Recorded data:

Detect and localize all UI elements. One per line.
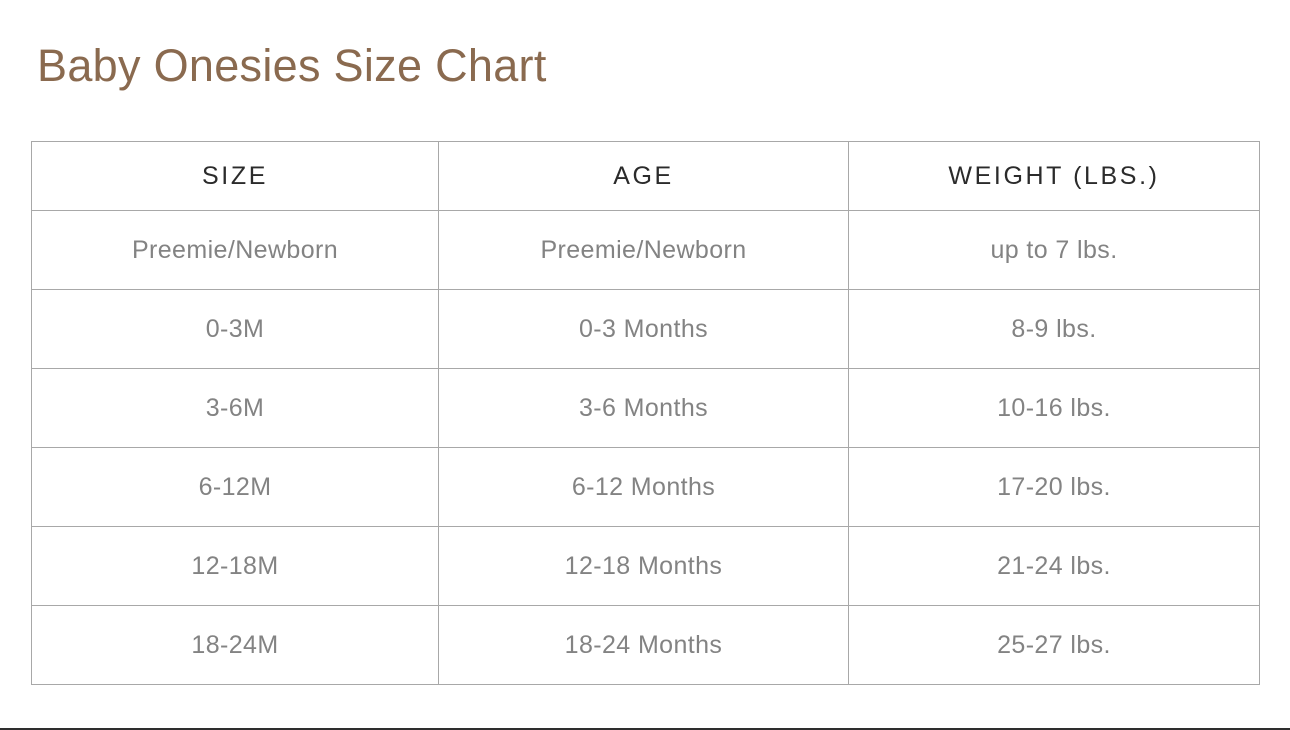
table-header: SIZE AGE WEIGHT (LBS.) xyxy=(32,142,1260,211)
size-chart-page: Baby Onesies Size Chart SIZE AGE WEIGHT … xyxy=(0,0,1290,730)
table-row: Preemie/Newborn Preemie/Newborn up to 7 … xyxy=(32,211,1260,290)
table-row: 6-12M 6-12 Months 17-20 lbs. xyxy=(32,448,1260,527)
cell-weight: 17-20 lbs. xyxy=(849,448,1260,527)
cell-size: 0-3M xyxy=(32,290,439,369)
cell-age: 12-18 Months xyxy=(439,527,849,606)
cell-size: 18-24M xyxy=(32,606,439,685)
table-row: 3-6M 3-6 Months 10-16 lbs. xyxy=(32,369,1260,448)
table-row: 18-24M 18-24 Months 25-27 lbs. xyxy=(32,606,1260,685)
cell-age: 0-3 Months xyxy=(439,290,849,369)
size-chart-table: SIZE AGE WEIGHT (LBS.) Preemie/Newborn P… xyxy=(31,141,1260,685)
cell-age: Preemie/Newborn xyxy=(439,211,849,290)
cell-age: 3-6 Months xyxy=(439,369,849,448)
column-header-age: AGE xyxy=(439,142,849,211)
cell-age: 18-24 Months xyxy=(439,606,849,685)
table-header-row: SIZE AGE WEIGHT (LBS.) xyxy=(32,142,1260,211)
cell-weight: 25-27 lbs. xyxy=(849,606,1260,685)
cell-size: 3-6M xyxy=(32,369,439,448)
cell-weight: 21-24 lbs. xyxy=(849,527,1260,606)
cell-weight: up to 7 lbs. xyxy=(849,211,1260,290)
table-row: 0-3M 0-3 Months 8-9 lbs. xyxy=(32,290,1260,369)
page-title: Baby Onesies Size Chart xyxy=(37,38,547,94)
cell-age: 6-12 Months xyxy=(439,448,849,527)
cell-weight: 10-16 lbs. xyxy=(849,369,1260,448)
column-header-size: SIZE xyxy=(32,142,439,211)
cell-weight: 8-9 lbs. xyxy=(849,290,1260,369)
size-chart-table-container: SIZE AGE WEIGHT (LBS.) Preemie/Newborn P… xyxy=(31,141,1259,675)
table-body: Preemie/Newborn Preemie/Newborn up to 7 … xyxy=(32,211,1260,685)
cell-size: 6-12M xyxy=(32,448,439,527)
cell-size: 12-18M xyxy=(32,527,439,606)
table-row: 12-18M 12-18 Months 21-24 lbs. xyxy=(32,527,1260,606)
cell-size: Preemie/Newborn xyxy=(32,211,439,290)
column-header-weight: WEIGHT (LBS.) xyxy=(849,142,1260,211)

---

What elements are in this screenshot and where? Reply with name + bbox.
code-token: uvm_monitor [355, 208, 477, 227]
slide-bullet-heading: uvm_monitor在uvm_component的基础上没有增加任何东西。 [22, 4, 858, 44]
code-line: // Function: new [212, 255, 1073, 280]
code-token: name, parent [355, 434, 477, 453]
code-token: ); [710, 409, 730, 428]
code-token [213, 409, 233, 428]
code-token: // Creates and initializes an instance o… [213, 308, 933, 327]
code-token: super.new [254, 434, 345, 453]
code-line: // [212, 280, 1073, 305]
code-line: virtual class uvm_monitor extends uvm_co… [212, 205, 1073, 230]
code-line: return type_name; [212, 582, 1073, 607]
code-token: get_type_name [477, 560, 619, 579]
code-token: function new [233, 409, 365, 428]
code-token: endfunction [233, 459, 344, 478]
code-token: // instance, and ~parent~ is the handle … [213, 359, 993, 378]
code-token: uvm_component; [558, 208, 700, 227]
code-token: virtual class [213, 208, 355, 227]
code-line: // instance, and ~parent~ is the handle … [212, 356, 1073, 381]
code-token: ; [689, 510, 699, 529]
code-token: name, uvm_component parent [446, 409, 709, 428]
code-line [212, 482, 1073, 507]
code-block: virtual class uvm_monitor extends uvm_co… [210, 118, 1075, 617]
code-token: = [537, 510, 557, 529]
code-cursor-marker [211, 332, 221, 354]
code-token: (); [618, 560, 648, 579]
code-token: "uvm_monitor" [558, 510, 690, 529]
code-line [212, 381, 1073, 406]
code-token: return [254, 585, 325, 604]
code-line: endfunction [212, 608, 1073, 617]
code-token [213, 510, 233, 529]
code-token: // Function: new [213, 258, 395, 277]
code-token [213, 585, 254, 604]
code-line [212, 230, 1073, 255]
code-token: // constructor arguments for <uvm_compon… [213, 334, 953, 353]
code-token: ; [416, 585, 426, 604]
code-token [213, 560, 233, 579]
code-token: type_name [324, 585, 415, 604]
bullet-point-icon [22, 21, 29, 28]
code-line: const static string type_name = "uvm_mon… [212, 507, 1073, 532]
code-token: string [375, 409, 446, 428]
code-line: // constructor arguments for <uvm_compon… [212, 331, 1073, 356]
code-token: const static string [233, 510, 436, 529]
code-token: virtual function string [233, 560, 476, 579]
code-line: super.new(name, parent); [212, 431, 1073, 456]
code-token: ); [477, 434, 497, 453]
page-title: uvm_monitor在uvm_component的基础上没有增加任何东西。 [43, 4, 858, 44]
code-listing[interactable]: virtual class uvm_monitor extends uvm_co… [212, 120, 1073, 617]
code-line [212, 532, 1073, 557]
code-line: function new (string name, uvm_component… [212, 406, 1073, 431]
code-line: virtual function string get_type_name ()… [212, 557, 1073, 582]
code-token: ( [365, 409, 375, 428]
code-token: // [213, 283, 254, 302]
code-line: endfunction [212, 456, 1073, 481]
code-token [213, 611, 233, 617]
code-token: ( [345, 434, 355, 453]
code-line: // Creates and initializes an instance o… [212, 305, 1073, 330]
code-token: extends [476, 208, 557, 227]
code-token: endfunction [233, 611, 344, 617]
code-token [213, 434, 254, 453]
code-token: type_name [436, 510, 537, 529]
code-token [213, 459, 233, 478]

---

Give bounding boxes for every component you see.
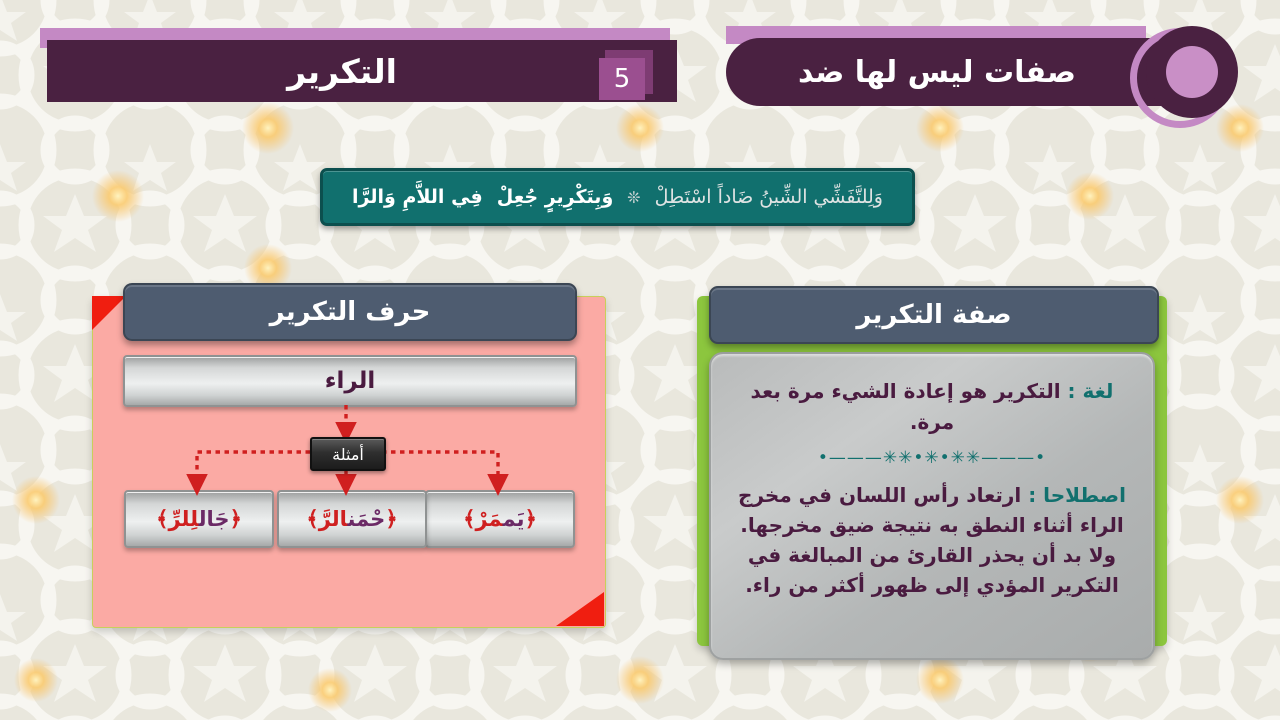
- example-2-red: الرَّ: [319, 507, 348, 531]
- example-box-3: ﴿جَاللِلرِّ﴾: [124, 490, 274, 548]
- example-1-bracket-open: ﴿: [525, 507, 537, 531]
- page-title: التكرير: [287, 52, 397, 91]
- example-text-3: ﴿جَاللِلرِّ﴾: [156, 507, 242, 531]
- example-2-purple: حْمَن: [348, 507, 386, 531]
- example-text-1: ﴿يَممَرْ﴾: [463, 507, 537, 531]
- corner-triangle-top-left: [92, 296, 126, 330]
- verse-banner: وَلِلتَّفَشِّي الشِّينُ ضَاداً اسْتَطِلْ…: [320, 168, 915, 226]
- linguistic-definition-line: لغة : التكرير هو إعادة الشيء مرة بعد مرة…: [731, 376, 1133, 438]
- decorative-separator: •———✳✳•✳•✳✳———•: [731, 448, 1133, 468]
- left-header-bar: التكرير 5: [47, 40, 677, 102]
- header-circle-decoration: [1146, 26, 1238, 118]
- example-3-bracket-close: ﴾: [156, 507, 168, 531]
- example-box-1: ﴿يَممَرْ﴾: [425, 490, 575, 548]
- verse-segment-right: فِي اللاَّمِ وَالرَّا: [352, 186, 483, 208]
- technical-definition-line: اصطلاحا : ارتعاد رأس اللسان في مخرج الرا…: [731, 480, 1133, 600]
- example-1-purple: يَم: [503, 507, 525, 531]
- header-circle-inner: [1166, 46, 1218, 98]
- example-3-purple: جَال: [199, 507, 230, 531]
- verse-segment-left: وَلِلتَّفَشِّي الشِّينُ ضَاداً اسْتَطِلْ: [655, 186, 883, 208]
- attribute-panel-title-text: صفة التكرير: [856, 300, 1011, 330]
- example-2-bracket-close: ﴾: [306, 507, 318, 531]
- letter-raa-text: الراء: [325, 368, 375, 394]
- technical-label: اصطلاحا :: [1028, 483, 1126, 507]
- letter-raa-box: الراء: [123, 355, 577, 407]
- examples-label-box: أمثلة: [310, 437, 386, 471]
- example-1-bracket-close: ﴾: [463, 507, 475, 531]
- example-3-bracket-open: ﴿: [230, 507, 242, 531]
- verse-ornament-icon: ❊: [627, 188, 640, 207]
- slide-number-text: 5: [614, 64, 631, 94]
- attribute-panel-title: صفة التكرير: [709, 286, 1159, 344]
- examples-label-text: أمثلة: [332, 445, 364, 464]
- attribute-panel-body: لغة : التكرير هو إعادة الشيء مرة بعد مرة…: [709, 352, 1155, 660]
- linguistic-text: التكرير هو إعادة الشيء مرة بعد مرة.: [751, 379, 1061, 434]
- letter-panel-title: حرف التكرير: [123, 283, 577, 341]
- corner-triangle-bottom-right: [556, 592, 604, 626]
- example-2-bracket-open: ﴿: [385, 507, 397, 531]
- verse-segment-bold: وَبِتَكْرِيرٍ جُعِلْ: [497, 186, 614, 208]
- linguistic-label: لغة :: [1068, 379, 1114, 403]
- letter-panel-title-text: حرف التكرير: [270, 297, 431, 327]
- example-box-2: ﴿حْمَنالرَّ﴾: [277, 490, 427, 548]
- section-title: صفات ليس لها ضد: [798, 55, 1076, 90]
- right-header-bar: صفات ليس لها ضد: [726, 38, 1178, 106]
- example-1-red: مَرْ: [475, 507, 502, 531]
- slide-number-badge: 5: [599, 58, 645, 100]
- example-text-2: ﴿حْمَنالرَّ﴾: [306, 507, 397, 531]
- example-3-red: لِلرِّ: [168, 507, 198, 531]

**Exercise directions**
Please rewrite the part that opens with the line containing "- example-2-red: الرَّ: [319, 507, 348, 531]" and closes with the line containing "- linguistic-definition-line: لغة" as a JSON list of strings, one string per line, leaving out blank lines.

**The answer**
[
  "- example-2-red: الرَّ: [319, 507, 348, 531]",
  "- example-box-3: ﴿جَاللِلرِّ﴾: [124, 490, 274, 548]",
  "- example-1-bracket-open: ﴿: [525, 507, 537, 531]",
  "- page-title: التكرير: [287, 52, 397, 91]",
  "- example-text-3: ﴿جَاللِلرِّ﴾: [156, 507, 242, 531]",
  "- example-2-purple: حْمَن: [348, 507, 386, 531]",
  "- example-text-1: ﴿يَممَرْ﴾: [463, 507, 537, 531]",
  "- corner-triangle-top-left: [92, 296, 126, 330]",
  "- verse-banner: وَلِلتَّفَشِّي الشِّينُ ضَاداً اسْتَطِلْ…: [320, 168, 915, 226]",
  "- linguistic-definition-line: لغة : التكرير هو إعادة الشيء مرة بعد مرة…: [731, 376, 1133, 438]"
]